Exercise details: From the entries below, copy every line holding the word "秀水苑店".
[begin Available data]
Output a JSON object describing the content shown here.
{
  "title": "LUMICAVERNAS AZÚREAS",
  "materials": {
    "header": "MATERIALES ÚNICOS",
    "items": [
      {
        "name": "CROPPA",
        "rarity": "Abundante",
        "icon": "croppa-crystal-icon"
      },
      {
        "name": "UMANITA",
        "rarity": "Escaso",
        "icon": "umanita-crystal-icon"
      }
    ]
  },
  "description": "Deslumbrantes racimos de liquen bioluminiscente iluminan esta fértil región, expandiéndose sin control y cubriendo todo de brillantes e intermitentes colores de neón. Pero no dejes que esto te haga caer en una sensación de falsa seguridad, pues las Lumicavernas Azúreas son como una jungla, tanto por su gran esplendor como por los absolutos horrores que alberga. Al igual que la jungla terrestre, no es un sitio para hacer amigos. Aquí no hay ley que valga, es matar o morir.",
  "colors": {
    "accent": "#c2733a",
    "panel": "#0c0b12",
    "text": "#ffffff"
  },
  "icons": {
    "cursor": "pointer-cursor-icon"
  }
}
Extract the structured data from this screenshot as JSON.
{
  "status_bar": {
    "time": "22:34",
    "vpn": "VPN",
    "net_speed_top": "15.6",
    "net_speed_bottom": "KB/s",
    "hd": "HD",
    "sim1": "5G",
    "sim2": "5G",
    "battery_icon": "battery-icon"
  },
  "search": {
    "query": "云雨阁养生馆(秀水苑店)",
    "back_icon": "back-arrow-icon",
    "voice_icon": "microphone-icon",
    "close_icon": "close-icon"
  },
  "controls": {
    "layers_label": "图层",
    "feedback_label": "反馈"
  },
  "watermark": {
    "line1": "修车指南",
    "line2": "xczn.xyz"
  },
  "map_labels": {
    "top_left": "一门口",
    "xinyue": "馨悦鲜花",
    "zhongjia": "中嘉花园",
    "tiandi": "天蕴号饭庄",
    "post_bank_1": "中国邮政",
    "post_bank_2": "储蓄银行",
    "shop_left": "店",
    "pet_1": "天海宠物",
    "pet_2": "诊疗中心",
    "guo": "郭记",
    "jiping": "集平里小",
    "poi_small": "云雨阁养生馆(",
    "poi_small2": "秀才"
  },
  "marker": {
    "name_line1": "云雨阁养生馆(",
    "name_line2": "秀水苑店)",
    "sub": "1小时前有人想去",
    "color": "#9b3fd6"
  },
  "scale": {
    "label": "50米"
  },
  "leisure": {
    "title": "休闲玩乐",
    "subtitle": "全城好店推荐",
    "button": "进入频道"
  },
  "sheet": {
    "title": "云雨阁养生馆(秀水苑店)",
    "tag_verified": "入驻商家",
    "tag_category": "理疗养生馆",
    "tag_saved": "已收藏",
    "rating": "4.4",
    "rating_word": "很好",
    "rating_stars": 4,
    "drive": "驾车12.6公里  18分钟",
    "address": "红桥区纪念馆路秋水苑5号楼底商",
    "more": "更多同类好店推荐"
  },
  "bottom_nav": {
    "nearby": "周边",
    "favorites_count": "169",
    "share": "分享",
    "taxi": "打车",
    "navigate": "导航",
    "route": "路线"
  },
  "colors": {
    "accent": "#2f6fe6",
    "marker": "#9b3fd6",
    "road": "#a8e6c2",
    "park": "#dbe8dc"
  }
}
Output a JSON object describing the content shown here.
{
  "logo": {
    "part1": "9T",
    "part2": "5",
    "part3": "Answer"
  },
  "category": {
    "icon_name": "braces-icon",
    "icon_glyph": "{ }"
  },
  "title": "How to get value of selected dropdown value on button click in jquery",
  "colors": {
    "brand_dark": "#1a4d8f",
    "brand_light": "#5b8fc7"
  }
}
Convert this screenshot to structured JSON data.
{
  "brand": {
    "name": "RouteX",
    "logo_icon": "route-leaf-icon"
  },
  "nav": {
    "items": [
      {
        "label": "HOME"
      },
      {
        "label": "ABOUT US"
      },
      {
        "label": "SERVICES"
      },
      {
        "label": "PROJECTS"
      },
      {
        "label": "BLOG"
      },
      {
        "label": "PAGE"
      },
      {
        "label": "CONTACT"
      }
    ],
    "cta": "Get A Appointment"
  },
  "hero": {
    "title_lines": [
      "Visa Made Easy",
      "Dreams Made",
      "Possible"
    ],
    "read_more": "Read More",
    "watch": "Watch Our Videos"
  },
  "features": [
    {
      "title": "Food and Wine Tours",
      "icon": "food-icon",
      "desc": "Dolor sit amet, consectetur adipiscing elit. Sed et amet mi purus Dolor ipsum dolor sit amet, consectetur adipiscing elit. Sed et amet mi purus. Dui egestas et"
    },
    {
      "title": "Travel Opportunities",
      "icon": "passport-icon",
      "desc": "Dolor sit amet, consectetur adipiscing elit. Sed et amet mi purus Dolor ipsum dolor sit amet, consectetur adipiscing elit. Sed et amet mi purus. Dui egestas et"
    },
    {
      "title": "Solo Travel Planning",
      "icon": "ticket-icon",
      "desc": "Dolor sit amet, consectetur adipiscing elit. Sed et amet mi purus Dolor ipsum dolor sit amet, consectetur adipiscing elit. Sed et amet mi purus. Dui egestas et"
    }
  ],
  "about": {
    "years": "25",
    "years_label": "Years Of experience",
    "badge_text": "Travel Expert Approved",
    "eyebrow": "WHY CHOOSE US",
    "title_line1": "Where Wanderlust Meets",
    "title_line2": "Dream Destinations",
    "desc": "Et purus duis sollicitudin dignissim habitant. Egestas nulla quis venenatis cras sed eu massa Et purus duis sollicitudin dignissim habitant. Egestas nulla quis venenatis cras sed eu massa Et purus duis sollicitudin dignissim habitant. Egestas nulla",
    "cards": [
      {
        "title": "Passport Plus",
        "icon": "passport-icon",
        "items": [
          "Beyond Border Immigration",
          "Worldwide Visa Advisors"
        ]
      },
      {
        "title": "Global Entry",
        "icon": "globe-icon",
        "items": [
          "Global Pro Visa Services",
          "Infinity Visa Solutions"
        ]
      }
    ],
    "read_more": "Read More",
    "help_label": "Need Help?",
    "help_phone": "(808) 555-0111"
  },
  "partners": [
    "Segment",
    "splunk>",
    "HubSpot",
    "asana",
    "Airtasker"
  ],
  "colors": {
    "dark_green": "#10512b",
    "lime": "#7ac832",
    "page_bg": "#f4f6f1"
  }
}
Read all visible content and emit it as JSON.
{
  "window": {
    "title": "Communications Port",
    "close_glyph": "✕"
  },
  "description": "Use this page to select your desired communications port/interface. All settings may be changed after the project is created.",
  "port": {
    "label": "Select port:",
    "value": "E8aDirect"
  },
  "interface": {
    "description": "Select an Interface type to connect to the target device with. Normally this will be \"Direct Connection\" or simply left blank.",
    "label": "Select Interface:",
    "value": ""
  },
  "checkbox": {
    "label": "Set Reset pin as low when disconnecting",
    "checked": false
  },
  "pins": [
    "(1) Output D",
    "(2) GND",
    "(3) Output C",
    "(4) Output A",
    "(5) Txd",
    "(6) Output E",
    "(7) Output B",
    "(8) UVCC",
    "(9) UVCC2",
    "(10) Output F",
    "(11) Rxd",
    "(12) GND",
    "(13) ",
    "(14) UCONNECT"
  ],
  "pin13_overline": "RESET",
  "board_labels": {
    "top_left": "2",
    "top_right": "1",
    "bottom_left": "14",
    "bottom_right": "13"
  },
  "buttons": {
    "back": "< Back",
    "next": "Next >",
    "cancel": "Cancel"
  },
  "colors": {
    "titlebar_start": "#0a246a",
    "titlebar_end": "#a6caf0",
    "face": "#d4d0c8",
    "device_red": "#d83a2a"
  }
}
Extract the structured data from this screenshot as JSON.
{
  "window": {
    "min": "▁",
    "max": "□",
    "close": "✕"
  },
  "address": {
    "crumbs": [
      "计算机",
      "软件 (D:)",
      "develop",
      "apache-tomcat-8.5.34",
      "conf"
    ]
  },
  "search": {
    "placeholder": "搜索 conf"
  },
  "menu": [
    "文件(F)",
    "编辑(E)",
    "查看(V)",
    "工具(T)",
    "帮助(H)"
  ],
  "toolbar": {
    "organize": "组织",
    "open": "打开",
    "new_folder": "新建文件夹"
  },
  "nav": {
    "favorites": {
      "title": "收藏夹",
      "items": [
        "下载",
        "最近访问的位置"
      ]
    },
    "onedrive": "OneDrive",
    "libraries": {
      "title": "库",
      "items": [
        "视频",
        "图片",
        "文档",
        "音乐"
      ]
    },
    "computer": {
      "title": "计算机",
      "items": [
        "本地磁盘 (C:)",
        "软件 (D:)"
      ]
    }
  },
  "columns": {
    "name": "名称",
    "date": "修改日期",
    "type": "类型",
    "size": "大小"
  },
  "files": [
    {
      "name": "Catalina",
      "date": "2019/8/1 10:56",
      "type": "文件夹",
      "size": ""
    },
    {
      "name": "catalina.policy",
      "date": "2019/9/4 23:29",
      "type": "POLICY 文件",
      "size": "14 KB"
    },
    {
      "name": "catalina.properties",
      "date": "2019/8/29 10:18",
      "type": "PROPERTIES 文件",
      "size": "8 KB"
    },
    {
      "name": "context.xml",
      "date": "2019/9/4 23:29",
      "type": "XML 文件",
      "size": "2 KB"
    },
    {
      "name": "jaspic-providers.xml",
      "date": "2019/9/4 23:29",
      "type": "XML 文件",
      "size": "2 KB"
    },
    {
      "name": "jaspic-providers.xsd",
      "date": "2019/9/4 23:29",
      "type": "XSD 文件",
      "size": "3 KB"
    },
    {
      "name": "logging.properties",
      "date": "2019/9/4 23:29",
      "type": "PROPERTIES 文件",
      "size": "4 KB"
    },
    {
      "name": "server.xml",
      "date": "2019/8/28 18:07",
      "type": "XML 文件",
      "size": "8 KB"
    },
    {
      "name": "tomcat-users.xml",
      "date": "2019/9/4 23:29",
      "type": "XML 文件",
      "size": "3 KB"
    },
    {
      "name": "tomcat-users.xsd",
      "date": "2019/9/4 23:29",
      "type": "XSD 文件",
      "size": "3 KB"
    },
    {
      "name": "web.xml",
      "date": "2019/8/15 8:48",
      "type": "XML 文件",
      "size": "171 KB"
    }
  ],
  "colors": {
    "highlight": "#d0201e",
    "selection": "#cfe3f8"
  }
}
[end Available data]
Finished exercise:
    "query": "云雨阁养生馆(秀水苑店)",
    "name_line2": "秀水苑店)",
    "title": "云雨阁养生馆(秀水苑店)",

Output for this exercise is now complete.